Could you please retype all of the records exactly, skipping any pictures?

### Data records
★ ★ ★ ★ ★ ★ ★

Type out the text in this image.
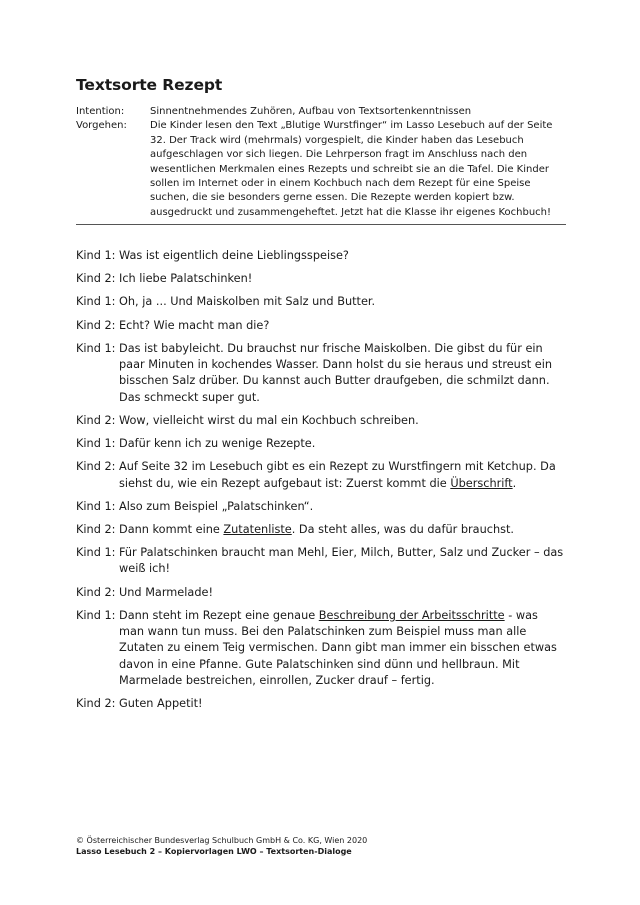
Textsorte Rezept
Intention:	Sinnentnehmendes Zuhören, Aufbau von Textsortenkenntnissen
Vorgehen:	Die Kinder lesen den Text „Blutige Wurstfinger“ im Lasso Lesebuch auf der Seite 32. Der Track wird (mehrmals) vorgespielt, die Kinder haben das Lesebuch aufgeschlagen vor sich liegen. Die Lehrperson fragt im Anschluss nach den wesentlichen Merkmalen eines Rezepts und schreibt sie an die Tafel. Die Kinder sollen im Internet oder in einem Kochbuch nach dem Rezept für eine Speise suchen, die sie besonders gerne essen. Die Rezepte werden kopiert bzw. ausgedruckt und zusammengeheftet. Jetzt hat die Klasse ihr eigenes Kochbuch!
Kind 1: Was ist eigentlich deine Lieblingsspeise?
Kind 2: Ich liebe Palatschinken!
Kind 1: Oh, ja ... Und Maiskolben mit Salz und Butter.
Kind 2: Echt? Wie macht man die?
Kind 1: Das ist babyleicht. Du brauchst nur frische Maiskolben. Die gibst du für ein paar Minuten in kochendes Wasser. Dann holst du sie heraus und streust ein bisschen Salz drüber. Du kannst auch Butter draufgeben, die schmilzt dann. Das schmeckt super gut.
Kind 2: Wow, vielleicht wirst du mal ein Kochbuch schreiben.
Kind 1: Dafür kenn ich zu wenige Rezepte.
Kind 2: Auf Seite 32 im Lesebuch gibt es ein Rezept zu Wurstfingern mit Ketchup. Da siehst du, wie ein Rezept aufgebaut ist: Zuerst kommt die Überschrift.
Kind 1: Also zum Beispiel „Palatschinken“.
Kind 2: Dann kommt eine Zutatenliste. Da steht alles, was du dafür brauchst.
Kind 1: Für Palatschinken braucht man Mehl, Eier, Milch, Butter, Salz und Zucker – das weiß ich!
Kind 2: Und Marmelade!
Kind 1: Dann steht im Rezept eine genaue Beschreibung der Arbeitsschritte - was man wann tun muss. Bei den Palatschinken zum Beispiel muss man alle Zutaten zu einem Teig vermischen. Dann gibt man immer ein bisschen etwas davon in eine Pfanne. Gute Palatschinken sind dünn und hellbraun. Mit Marmelade bestreichen, einrollen, Zucker drauf – fertig.
Kind 2: Guten Appetit!
© Österreichischer Bundesverlag Schulbuch GmbH & Co. KG, Wien 2020
Lasso Lesebuch 2 – Kopiervorlagen LWO – Textsorten-Dialoge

★ ★ ★ ★ ★ ★ ★

### Answer section
Type out the text in this image.
Textsorte Rezept
Intention:	Sinnentnehmendes Zuhören, Aufbau von Textsortenkenntnissen
Vorgehen:	Die Kinder lesen den Text „Blutige Wurstfinger“ im Lasso Lesebuch auf der Seite 32. Der Track wird (mehrmals) vorgespielt, die Kinder haben das Lesebuch aufgeschlagen vor sich liegen. Die Lehrperson fragt im Anschluss nach den wesentlichen Merkmalen eines Rezepts und schreibt sie an die Tafel. Die Kinder sollen im Internet oder in einem Kochbuch nach dem Rezept für eine Speise suchen, die sie besonders gerne essen. Die Rezepte werden kopiert bzw. ausgedruckt und zusammengeheftet. Jetzt hat die Klasse ihr eigenes Kochbuch!
Kind 1: Was ist eigentlich deine Lieblingsspeise?
Kind 2: Ich liebe Palatschinken!
Kind 1: Oh, ja ... Und Maiskolben mit Salz und Butter.
Kind 2: Echt? Wie macht man die?
Kind 1: Das ist babyleicht. Du brauchst nur frische Maiskolben. Die gibst du für ein paar Minuten in kochendes Wasser. Dann holst du sie heraus und streust ein bisschen Salz drüber. Du kannst auch Butter draufgeben, die schmilzt dann. Das schmeckt super gut.
Kind 2: Wow, vielleicht wirst du mal ein Kochbuch schreiben.
Kind 1: Dafür kenn ich zu wenige Rezepte.
Kind 2: Auf Seite 32 im Lesebuch gibt es ein Rezept zu Wurstfingern mit Ketchup. Da siehst du, wie ein Rezept aufgebaut ist: Zuerst kommt die Überschrift.
Kind 1: Also zum Beispiel „Palatschinken“.
Kind 2: Dann kommt eine Zutatenliste. Da steht alles, was du dafür brauchst.
Kind 1: Für Palatschinken braucht man Mehl, Eier, Milch, Butter, Salz und Zucker – das weiß ich!
Kind 2: Und Marmelade!
Kind 1: Dann steht im Rezept eine genaue Beschreibung der Arbeitsschritte - was man wann tun muss. Bei den Palatschinken zum Beispiel muss man alle Zutaten zu einem Teig vermischen. Dann gibt man immer ein bisschen etwas davon in eine Pfanne. Gute Palatschinken sind dünn und hellbraun. Mit Marmelade bestreichen, einrollen, Zucker drauf – fertig.
Kind 2: Guten Appetit!
© Österreichischer Bundesverlag Schulbuch GmbH & Co. KG, Wien 2020
Lasso Lesebuch 2 – Kopiervorlagen LWO – Textsorten-Dialoge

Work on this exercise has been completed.